WHAT IS ASKED:
In the listing, retype the lines starting at the one containing "data-point bbox=[373, 343, 380, 350]" and ending at the one containing "bar bbox=[204, 298, 213, 398]", both included, keeping each line identical.

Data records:
........

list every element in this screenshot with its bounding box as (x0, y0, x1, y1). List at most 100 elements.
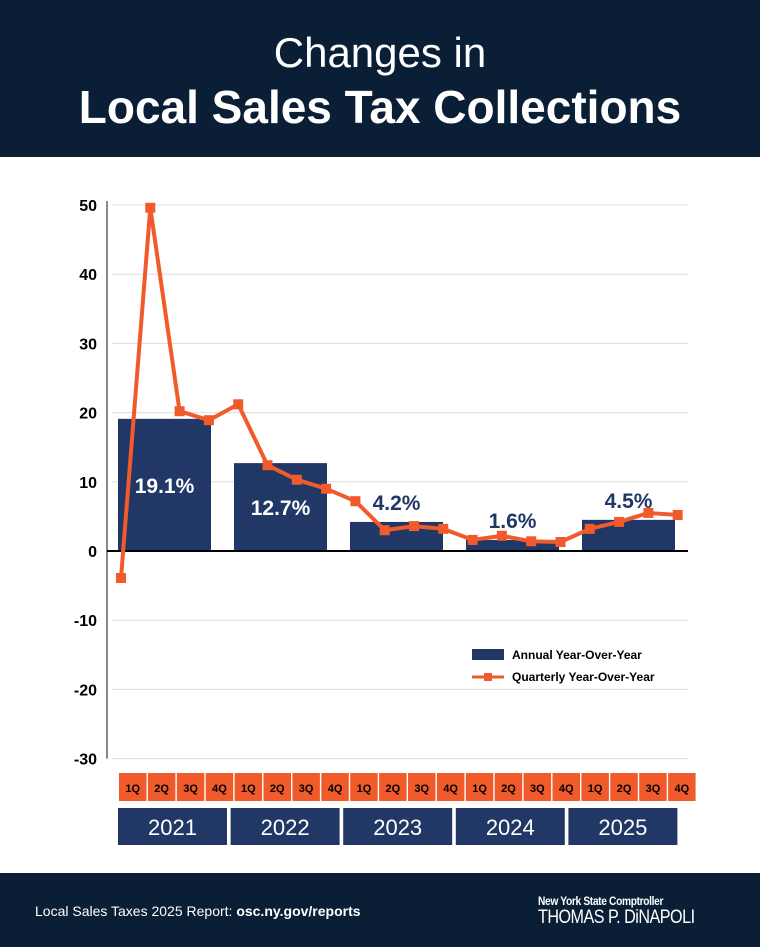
quarterly-point-2021-1Q (116, 572, 126, 583)
quarter-label: 1Q (588, 783, 603, 795)
quarterly-point-2023-2Q (379, 525, 390, 536)
quarter-box (379, 773, 407, 801)
year-label: 2023 (373, 815, 422, 840)
bar-label-2023: 4.2% (373, 492, 421, 515)
quarterly-point-2023-1Q (350, 496, 361, 507)
quarter-label: 2Q (154, 783, 169, 795)
quarterly-point-2023-3Q (409, 521, 419, 532)
legend-annual: Annual Year-Over-Year (512, 648, 642, 662)
logo-line-2: THOMAS P. DiNAPOLI (537, 907, 695, 928)
legend-bar-swatch (472, 649, 504, 660)
quarterly-point-2024-1Q (467, 534, 478, 545)
y-tick-label: 10 (79, 475, 97, 492)
y-tick-label: 0 (88, 544, 97, 561)
legend-line-marker (484, 673, 492, 681)
quarter-label: 1Q (357, 783, 372, 795)
quarterly-point-2022-4Q (321, 483, 332, 494)
quarter-label: 3Q (299, 783, 314, 795)
quarter-box (436, 773, 465, 801)
y-tick-label: 50 (79, 198, 97, 215)
source-prefix: Local Sales Taxes 2025 Report: (35, 903, 237, 919)
quarter-label: 4Q (328, 783, 343, 795)
title-line-2: Local Sales Tax Collections (78, 81, 682, 133)
quarter-box (610, 773, 638, 801)
quarterly-point-2021-4Q (203, 415, 214, 426)
quarter-box (668, 773, 696, 801)
quarter-box (205, 773, 234, 801)
y-tick-label: 20 (79, 406, 97, 423)
y-tick-label: 40 (79, 267, 97, 284)
quarter-label: 2Q (386, 783, 401, 795)
quarterly-point-2025-1Q (584, 523, 595, 534)
quarter-box (176, 773, 205, 801)
quarter-box (234, 773, 263, 801)
y-tick-label: -20 (74, 682, 97, 699)
footer: Local Sales Taxes 2025 Report: osc.ny.go… (0, 873, 760, 947)
legend-quarterly: Quarterly Year-Over-Year (512, 670, 655, 684)
y-tick-label: 30 (79, 336, 97, 353)
logo-line-1: New York State Comptroller (537, 894, 663, 908)
year-box-2025 (568, 808, 678, 845)
quarter-label: 4Q (443, 783, 458, 795)
header: Changes in Local Sales Tax Collections (0, 0, 760, 157)
quarter-box (523, 773, 552, 801)
quarter-label: 2Q (501, 783, 516, 795)
quarter-box (350, 773, 378, 801)
year-label: 2024 (486, 815, 535, 840)
quarter-box (263, 773, 291, 801)
quarterly-point-2024-2Q (496, 530, 507, 541)
quarterly-point-2021-2Q (145, 202, 156, 213)
quarter-box (494, 773, 523, 801)
quarter-label: 3Q (646, 783, 661, 795)
quarter-label: 1Q (472, 783, 487, 795)
year-box-2023 (343, 808, 453, 845)
quarter-box (465, 773, 494, 801)
quarter-box (552, 773, 580, 801)
quarterly-point-2022-2Q (262, 460, 273, 471)
quarterly-point-2025-2Q (614, 516, 625, 527)
comptroller-logo: New York State Comptroller THOMAS P. DiN… (538, 895, 722, 927)
quarter-label: 1Q (241, 783, 256, 795)
source-note: Local Sales Taxes 2025 Report: osc.ny.go… (35, 903, 361, 919)
year-label: 2022 (261, 815, 310, 840)
quarterly-point-2023-4Q (438, 523, 449, 534)
quarterly-point-2024-4Q (555, 537, 566, 548)
quarter-box (119, 773, 147, 801)
quarterly-point-2022-1Q (233, 399, 244, 410)
bar-2024 (466, 539, 559, 551)
quarter-label: 4Q (675, 783, 690, 795)
year-box-2021 (118, 808, 227, 845)
y-tick-label: -30 (74, 752, 97, 769)
year-label: 2025 (598, 815, 647, 840)
quarter-label: 2Q (617, 783, 632, 795)
title-line-1: Changes in (273, 29, 487, 76)
quarter-box (581, 773, 609, 801)
quarter-box (292, 773, 320, 801)
year-box-2022 (230, 808, 340, 845)
quarter-box (147, 773, 176, 801)
bar-label-2025: 4.5% (605, 490, 653, 513)
y-tick-label: -10 (74, 613, 97, 630)
bar-label-2022: 12.7% (251, 497, 311, 520)
quarterly-point-2025-4Q (672, 510, 683, 521)
quarterly-point-2021-3Q (174, 406, 185, 417)
chart: 50 40 30 20 10 0 -10 -20 -30 19.1% 12.7% 4.2% 1.6% 4.… (74, 198, 696, 845)
quarter-label: 4Q (559, 783, 574, 795)
quarter-label: 3Q (530, 783, 545, 795)
quarter-label: 2Q (270, 783, 285, 795)
bar-label-2021: 19.1% (135, 475, 195, 498)
year-label: 2021 (148, 815, 197, 840)
quarter-label: 4Q (212, 783, 227, 795)
quarter-box (639, 773, 667, 801)
year-box-2024 (455, 808, 565, 845)
quarter-label: 3Q (414, 783, 429, 795)
quarterly-point-2025-3Q (643, 507, 654, 518)
source-link[interactable]: osc.ny.gov/reports (236, 903, 361, 919)
quarter-label: 3Q (183, 783, 198, 795)
bar-2022 (234, 463, 327, 551)
quarter-label: 1Q (125, 783, 140, 795)
bar-label-2024: 1.6% (489, 510, 537, 533)
bar-2025 (582, 519, 675, 551)
quarter-box (321, 773, 349, 801)
quarterly-point-2022-3Q (291, 474, 302, 485)
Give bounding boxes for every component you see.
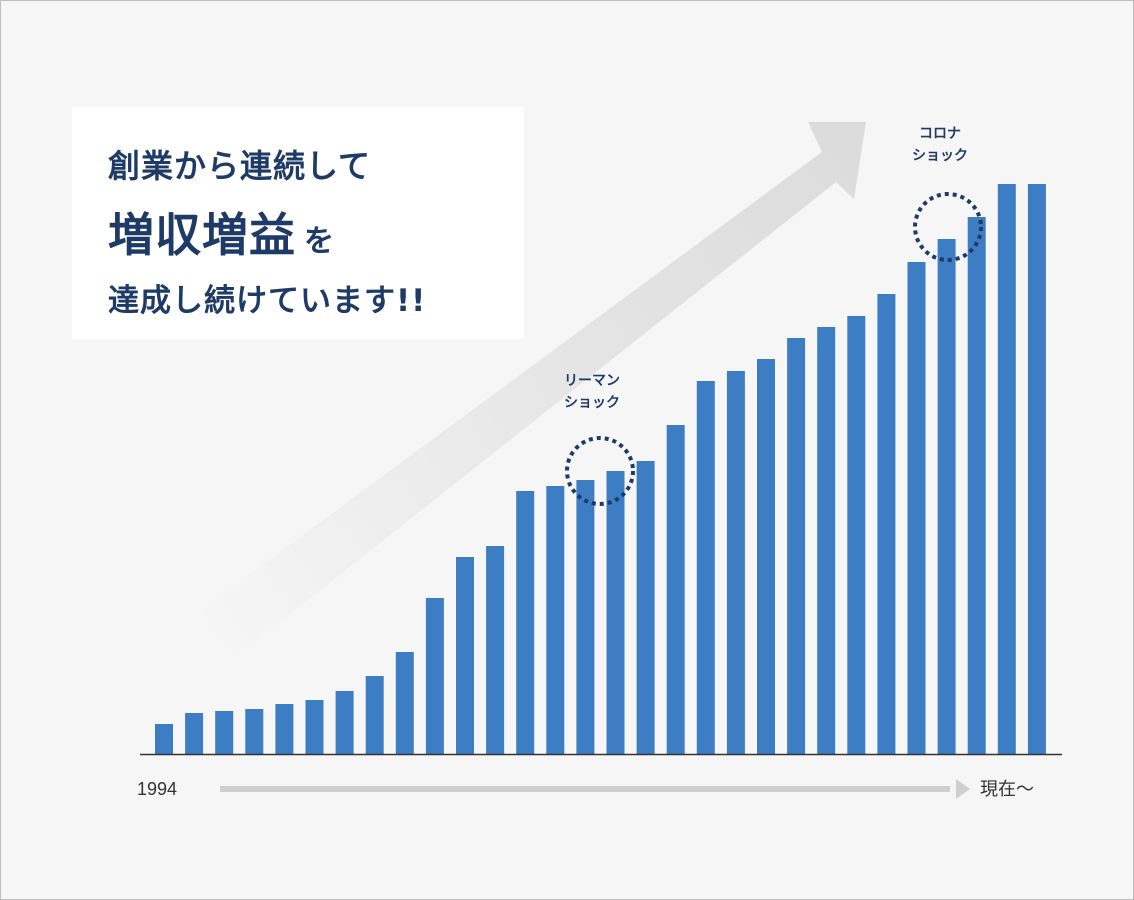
bar-1 xyxy=(155,724,173,754)
bar-17 xyxy=(636,461,655,754)
bar-26 xyxy=(907,262,926,754)
x-end-label: 現在～ xyxy=(980,779,1034,800)
timeline-arrowhead xyxy=(956,779,970,799)
bar-21 xyxy=(757,359,775,754)
corona-label-line2: ショック xyxy=(912,148,968,164)
corona-dotted-circle xyxy=(913,192,983,262)
bar-28 xyxy=(967,217,986,754)
headline-line3: 達成し続けています!! xyxy=(108,283,427,319)
corona-annotation: コロナ ショック xyxy=(912,126,983,262)
headline-particle: を xyxy=(304,224,334,259)
bar-15 xyxy=(576,480,595,754)
bar-19 xyxy=(696,381,715,754)
lehman-dotted-circle xyxy=(565,436,635,506)
bar-6 xyxy=(305,700,324,754)
bar-11 xyxy=(456,557,474,754)
bar-14 xyxy=(546,486,565,754)
timeline-bar xyxy=(220,786,950,792)
bar-7 xyxy=(335,691,354,754)
bar-12 xyxy=(486,546,505,754)
lehman-label-line1: リーマン xyxy=(564,373,620,389)
bar-29 xyxy=(997,184,1016,754)
bar-30 xyxy=(1027,184,1046,754)
bar-9 xyxy=(395,652,414,754)
headline-emphasis: 増収増益 xyxy=(108,208,296,262)
headline-box: 創業から連続して 増収増益を 達成し続けています!! xyxy=(72,107,524,339)
bar-4 xyxy=(245,709,264,754)
bar-2 xyxy=(185,713,204,754)
x-start-label: 1994 xyxy=(137,779,177,799)
bar-18 xyxy=(666,425,685,754)
bar-10 xyxy=(425,598,444,754)
growth-arrow xyxy=(185,122,866,668)
bar-25 xyxy=(877,294,896,754)
bar-27 xyxy=(937,239,956,754)
lehman-label-line2: ショック xyxy=(564,395,620,411)
lehman-annotation: リーマン ショック xyxy=(564,373,635,506)
bar-23 xyxy=(817,327,836,754)
headline-line2: 増収増益を xyxy=(108,199,334,265)
bar-8 xyxy=(365,676,384,754)
bar-13 xyxy=(516,491,535,754)
bar-5 xyxy=(275,704,294,754)
bar-16 xyxy=(606,471,625,754)
bar-24 xyxy=(847,316,866,754)
bar-20 xyxy=(726,371,745,754)
bar-22 xyxy=(787,338,806,754)
bars-group xyxy=(155,184,1046,754)
headline-line1: 創業から連続して xyxy=(108,147,372,185)
bar-3 xyxy=(215,711,234,754)
corona-label-line1: コロナ xyxy=(919,126,961,142)
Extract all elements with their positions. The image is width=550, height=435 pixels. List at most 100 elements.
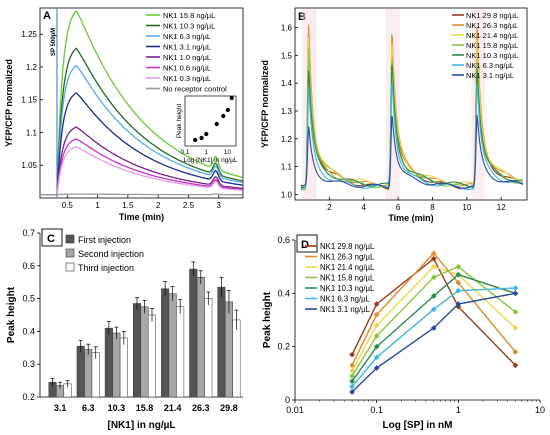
data-point bbox=[373, 343, 380, 350]
data-point bbox=[373, 301, 380, 307]
data-point bbox=[430, 325, 437, 331]
bar bbox=[112, 332, 121, 398]
bar bbox=[161, 288, 170, 398]
panel-a-frame bbox=[39, 7, 244, 199]
x-axis-title: Time (min) bbox=[388, 213, 433, 223]
x-tick-label: 4 bbox=[362, 203, 367, 212]
bar bbox=[204, 298, 213, 398]
inset-x-tick-label: 10 bbox=[224, 149, 232, 156]
legend-entry: NK1 10.3 ng/µL bbox=[320, 284, 375, 293]
panel-d-letter: D bbox=[301, 239, 309, 251]
panel-a-letter: A bbox=[43, 10, 51, 22]
y-tick-label: 1.4 bbox=[281, 79, 293, 88]
legend-entry: NK1 29.8 ng/µL bbox=[466, 11, 518, 20]
inset-x-tick-label: 1 bbox=[204, 149, 208, 156]
data-point bbox=[512, 362, 519, 369]
y-tick-label: 0.6 bbox=[22, 261, 35, 271]
x-tick-label: 1 bbox=[95, 201, 100, 210]
inset-x-tick-label: 0.1 bbox=[180, 149, 189, 156]
data-point bbox=[455, 271, 462, 278]
data-point bbox=[512, 325, 519, 331]
trace-a bbox=[40, 146, 243, 196]
y-axis-title: Peak height bbox=[262, 291, 273, 348]
inset-point bbox=[229, 95, 234, 101]
category-label: 21.4 bbox=[164, 403, 182, 413]
panel-a: ASP 500pM 1.05 1.1 1.15 1.2 1.25 0.5 1 1.5 2 2.5 3 T… bbox=[4, 7, 244, 222]
legend-entry: NK1 3.1 ng/µL bbox=[320, 305, 371, 314]
legend-entry: NK1 29.8 ng/µL bbox=[320, 242, 375, 251]
panel-c-letter-box bbox=[41, 228, 63, 247]
bar bbox=[148, 314, 156, 398]
data-point bbox=[512, 309, 519, 315]
inset-point bbox=[214, 121, 219, 127]
trace-a bbox=[40, 92, 243, 196]
legend-entry: NK1 10.3 ng/µL bbox=[466, 51, 518, 60]
x-tick-label: 10 bbox=[462, 203, 471, 212]
x-axis-title: [NK1] in ng/µL bbox=[108, 420, 176, 431]
legend-entry: Third injection bbox=[78, 263, 134, 273]
bar bbox=[224, 301, 233, 398]
data-point bbox=[455, 301, 462, 307]
trace-a bbox=[40, 193, 243, 196]
data-point bbox=[373, 333, 380, 339]
data-point bbox=[455, 263, 462, 270]
data-point bbox=[349, 373, 355, 379]
category-label: 3.1 bbox=[54, 403, 67, 413]
data-point bbox=[349, 367, 355, 374]
y-tick-label: 1.15 bbox=[21, 96, 37, 105]
panel-b: B 1.0 1.1 1.2 1.3 1.4 1.5 1.6 2 4 6 8 10 12 Time (min)… bbox=[260, 7, 528, 223]
x-tick-label: 0.01 bbox=[286, 405, 304, 415]
stimulus-label: SP 500pM bbox=[51, 28, 57, 56]
inset-point bbox=[193, 137, 198, 143]
y-axis-title: YFP/CFP normalized bbox=[4, 59, 14, 147]
legend-entry: Second injection bbox=[78, 249, 144, 259]
data-point bbox=[455, 279, 462, 286]
data-point bbox=[349, 383, 355, 390]
data-point bbox=[373, 322, 380, 329]
y-tick-label: 1.5 bbox=[281, 51, 293, 60]
panel-d-letter-box bbox=[296, 234, 318, 253]
trace-a bbox=[40, 64, 243, 196]
data-point bbox=[430, 263, 437, 270]
data-point bbox=[512, 285, 519, 291]
inset-y-title: Peak height bbox=[176, 104, 183, 139]
x-axis-title: Log [SP] in nM bbox=[383, 420, 453, 431]
y-tick-label: 0.5 bbox=[22, 294, 35, 304]
bar bbox=[91, 352, 100, 398]
trace-a bbox=[40, 138, 243, 196]
legend-entry: NK1 21.4 ng/µL bbox=[320, 263, 375, 272]
x-tick-label: 2 bbox=[327, 203, 332, 212]
y-tick-label: 1.3 bbox=[281, 107, 293, 116]
x-tick-label: 10 bbox=[535, 405, 545, 415]
category-label: 29.8 bbox=[220, 403, 238, 413]
legend-swatch bbox=[65, 248, 75, 258]
x-tick-label: 0.5 bbox=[62, 201, 74, 210]
y-axis-title: Peak height bbox=[6, 286, 17, 343]
y-tick-label: 1.1 bbox=[281, 163, 293, 172]
legend-entry: NK1 6.3 ng/µL bbox=[320, 295, 371, 304]
inset-x-title: Log [NK1] in ng/µL bbox=[184, 157, 238, 164]
inset-frame bbox=[184, 95, 237, 147]
legend-entry: NK1 15.8 ng/µL bbox=[163, 11, 215, 20]
data-point bbox=[430, 274, 437, 281]
inset-point bbox=[199, 135, 204, 141]
data-point bbox=[430, 255, 437, 262]
x-axis-title: Time (min) bbox=[119, 212, 164, 222]
x-tick-label: 2 bbox=[156, 201, 161, 210]
trace-a bbox=[40, 126, 243, 196]
y-tick-label: 0.4 bbox=[277, 288, 290, 298]
data-point bbox=[373, 354, 380, 361]
legend-swatch bbox=[65, 262, 75, 272]
y-tick-label: 0.4 bbox=[22, 326, 35, 336]
y-tick-label: 1.0 bbox=[281, 190, 293, 199]
legend-entry: NK1 15.8 ng/µL bbox=[320, 274, 375, 283]
legend-entry: NK1 3.1 ng/µL bbox=[466, 71, 514, 80]
y-tick-label: 1.05 bbox=[21, 161, 37, 170]
bar bbox=[176, 306, 185, 398]
y-tick-label: 1.1 bbox=[26, 128, 38, 137]
legend-entry: NK1 15.8 ng/µL bbox=[466, 41, 518, 50]
data-point bbox=[349, 351, 355, 358]
y-tick-label: 0.7 bbox=[22, 228, 35, 238]
legend-entry: NK1 3.1 ng/µL bbox=[163, 43, 211, 52]
data-point bbox=[373, 365, 380, 371]
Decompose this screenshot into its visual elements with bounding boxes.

........

RESULT OF THE TASK:
data-point bbox=[373, 343, 380, 350]
data-point bbox=[373, 301, 380, 307]
data-point bbox=[430, 325, 437, 331]
bar bbox=[112, 332, 121, 398]
bar bbox=[161, 288, 170, 398]
panel-a-frame bbox=[39, 7, 244, 199]
x-axis-title: Time (min) bbox=[388, 213, 433, 223]
x-tick-label: 4 bbox=[362, 203, 367, 212]
bar bbox=[204, 298, 213, 398]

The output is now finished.